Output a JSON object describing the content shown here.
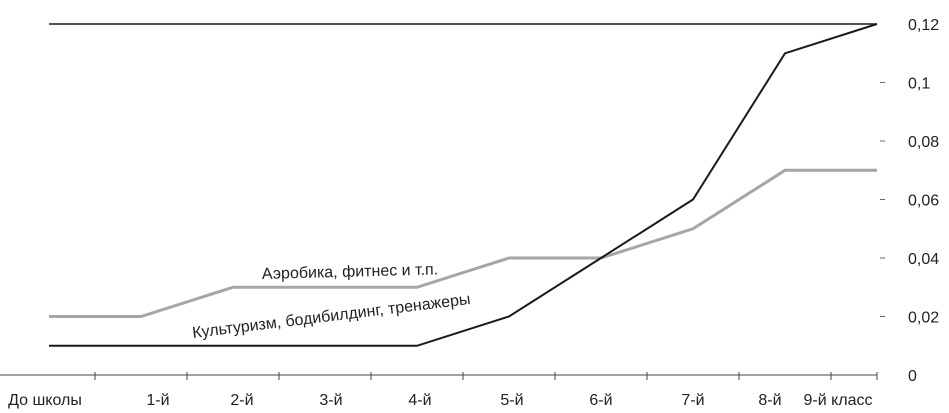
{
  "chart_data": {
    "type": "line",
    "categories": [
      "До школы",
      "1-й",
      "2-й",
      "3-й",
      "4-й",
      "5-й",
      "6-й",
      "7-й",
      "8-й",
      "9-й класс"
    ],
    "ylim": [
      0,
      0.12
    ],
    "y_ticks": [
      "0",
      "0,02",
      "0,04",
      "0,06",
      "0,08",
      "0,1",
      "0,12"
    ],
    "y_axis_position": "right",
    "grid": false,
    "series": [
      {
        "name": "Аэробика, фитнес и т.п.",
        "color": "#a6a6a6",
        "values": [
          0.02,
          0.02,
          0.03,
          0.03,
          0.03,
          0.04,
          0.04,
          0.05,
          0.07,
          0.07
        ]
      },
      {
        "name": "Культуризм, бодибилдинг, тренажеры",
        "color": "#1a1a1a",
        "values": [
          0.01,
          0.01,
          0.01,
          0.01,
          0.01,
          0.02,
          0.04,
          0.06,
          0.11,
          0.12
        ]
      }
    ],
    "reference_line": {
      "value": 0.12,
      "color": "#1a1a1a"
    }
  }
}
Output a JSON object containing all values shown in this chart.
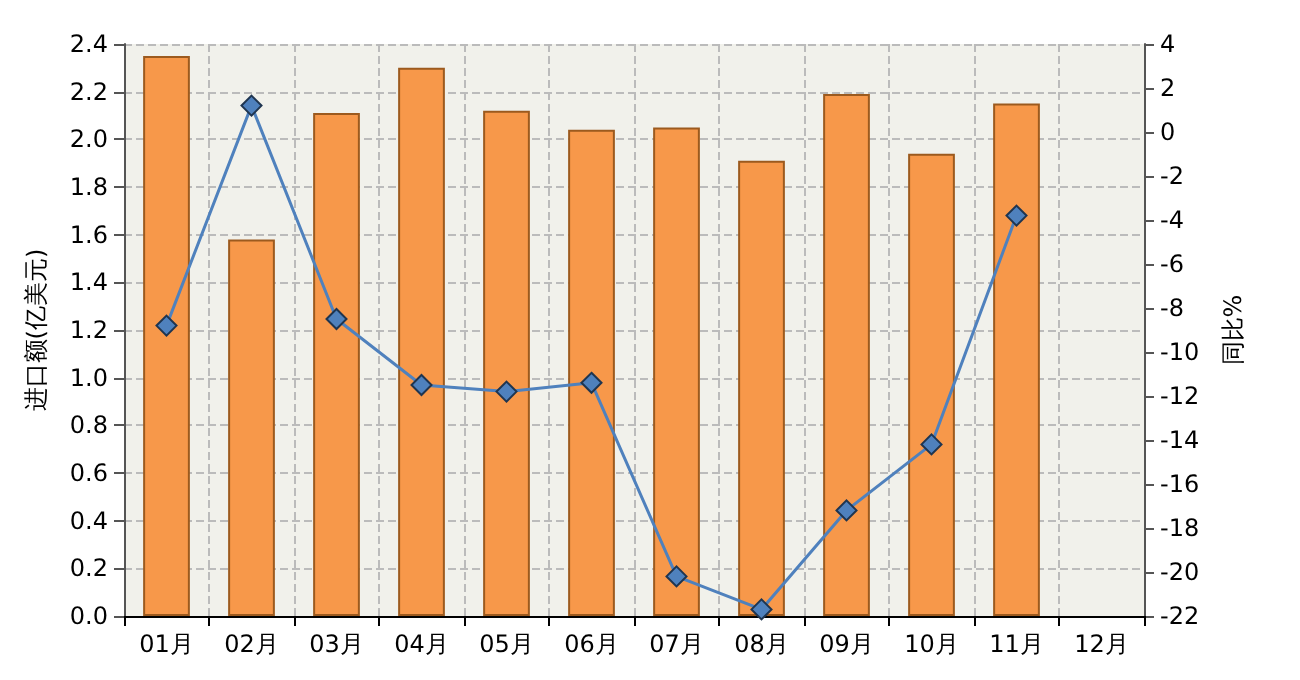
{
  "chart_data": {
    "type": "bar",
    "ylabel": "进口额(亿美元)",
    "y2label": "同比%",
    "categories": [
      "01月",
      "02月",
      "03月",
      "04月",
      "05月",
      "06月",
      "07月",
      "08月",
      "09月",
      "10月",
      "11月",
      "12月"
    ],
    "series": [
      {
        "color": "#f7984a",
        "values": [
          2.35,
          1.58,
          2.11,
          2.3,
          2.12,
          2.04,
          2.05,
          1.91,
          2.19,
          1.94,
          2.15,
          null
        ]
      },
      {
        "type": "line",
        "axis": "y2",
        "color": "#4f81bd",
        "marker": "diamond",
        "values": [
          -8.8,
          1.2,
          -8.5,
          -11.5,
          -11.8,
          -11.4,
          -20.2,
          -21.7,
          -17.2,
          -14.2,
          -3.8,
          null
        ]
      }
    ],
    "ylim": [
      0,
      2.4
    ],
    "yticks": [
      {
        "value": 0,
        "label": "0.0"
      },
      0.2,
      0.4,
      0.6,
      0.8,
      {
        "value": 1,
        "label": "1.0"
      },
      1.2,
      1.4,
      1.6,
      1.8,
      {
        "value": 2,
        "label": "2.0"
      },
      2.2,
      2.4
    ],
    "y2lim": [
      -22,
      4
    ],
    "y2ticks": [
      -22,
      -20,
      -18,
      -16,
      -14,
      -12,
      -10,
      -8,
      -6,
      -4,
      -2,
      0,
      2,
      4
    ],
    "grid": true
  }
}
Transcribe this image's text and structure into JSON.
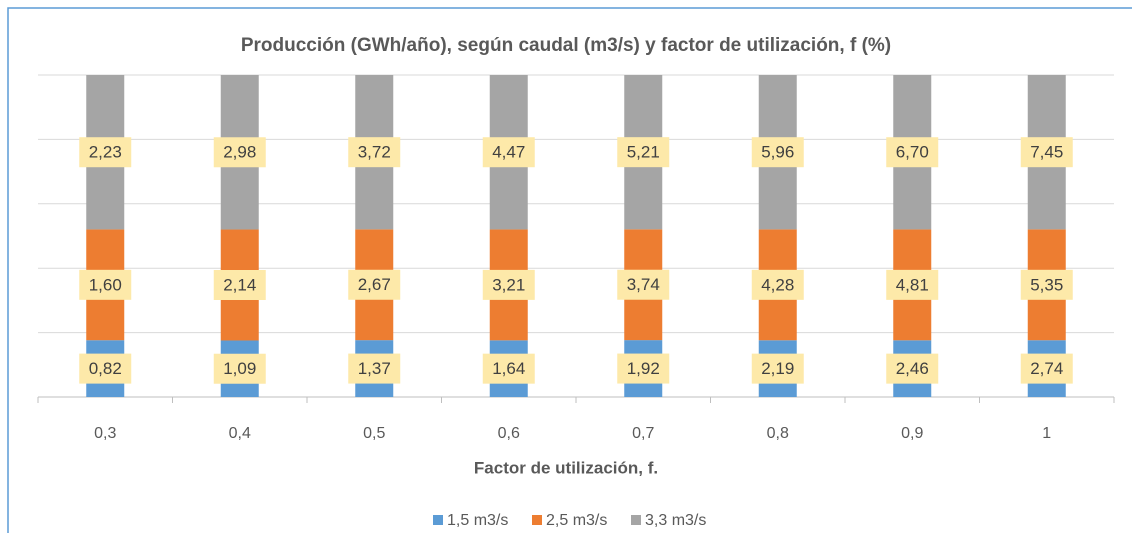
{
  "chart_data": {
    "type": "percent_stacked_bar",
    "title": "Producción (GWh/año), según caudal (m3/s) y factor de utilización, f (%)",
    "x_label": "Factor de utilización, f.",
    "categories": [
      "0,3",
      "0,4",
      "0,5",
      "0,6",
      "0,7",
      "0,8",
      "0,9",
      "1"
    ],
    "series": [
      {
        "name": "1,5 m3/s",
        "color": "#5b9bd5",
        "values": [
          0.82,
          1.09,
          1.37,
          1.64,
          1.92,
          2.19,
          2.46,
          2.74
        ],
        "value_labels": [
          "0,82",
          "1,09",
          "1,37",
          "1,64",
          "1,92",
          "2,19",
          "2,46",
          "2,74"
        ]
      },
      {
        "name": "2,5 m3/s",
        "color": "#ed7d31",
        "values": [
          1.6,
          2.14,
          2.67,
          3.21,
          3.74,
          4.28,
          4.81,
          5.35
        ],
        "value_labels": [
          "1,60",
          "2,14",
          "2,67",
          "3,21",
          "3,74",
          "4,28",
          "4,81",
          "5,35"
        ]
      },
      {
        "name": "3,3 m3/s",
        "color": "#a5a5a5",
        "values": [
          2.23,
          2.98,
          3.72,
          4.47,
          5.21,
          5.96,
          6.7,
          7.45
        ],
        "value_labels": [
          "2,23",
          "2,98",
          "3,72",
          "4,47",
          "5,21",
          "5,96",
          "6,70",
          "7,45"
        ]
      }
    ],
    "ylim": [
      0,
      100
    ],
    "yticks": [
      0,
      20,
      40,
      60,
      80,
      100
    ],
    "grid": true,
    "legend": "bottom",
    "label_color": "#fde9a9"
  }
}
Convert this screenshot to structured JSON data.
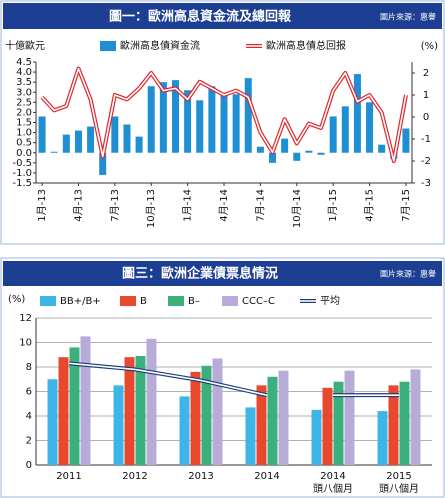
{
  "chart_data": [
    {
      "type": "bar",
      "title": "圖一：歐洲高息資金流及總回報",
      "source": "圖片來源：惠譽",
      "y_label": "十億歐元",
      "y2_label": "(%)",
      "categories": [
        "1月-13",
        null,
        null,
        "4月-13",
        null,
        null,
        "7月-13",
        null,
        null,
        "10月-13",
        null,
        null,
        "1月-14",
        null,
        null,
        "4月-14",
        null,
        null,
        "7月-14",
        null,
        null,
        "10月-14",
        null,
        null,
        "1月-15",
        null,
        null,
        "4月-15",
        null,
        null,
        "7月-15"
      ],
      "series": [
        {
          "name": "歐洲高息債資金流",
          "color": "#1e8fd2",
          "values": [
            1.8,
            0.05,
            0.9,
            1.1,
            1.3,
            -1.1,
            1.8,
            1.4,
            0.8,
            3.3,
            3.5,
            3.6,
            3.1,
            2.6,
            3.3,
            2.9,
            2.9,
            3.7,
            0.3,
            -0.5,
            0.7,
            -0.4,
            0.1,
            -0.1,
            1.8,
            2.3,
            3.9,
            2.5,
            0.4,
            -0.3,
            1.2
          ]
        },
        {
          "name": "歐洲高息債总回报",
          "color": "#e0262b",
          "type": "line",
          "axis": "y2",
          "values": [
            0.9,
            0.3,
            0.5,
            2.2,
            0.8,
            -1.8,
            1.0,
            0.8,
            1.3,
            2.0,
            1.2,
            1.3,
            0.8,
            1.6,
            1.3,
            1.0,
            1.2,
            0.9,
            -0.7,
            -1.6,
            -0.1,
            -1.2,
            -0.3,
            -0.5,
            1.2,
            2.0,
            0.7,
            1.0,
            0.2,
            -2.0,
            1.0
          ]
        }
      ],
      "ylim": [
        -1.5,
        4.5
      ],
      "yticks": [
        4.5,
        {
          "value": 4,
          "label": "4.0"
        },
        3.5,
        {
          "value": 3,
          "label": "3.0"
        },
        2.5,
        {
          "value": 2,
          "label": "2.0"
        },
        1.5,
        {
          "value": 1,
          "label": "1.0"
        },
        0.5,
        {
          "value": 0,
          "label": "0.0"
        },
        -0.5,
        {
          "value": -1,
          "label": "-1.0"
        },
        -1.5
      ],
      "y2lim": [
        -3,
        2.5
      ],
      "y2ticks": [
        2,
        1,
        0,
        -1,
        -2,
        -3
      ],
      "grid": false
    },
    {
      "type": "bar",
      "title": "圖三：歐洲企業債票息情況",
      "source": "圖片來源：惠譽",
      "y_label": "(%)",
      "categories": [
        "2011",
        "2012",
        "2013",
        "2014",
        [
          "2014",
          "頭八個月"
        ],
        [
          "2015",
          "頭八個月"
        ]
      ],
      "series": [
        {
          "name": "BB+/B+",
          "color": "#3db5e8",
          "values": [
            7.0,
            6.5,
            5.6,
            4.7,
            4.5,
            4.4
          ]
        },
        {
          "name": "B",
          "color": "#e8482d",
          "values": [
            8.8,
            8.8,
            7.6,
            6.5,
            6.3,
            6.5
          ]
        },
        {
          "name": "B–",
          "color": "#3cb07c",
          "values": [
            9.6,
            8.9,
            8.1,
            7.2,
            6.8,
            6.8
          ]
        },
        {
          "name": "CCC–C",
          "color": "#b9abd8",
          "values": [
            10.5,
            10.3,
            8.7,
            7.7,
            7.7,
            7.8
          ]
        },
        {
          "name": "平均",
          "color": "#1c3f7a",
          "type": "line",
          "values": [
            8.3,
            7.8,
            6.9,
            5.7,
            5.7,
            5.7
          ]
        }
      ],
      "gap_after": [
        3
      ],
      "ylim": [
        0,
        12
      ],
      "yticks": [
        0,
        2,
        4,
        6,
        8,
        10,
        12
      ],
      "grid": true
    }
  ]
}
════════════════
**Your task**. What is the number of lines above that contain "shown"? Answer with that number only.

**The solution**. 2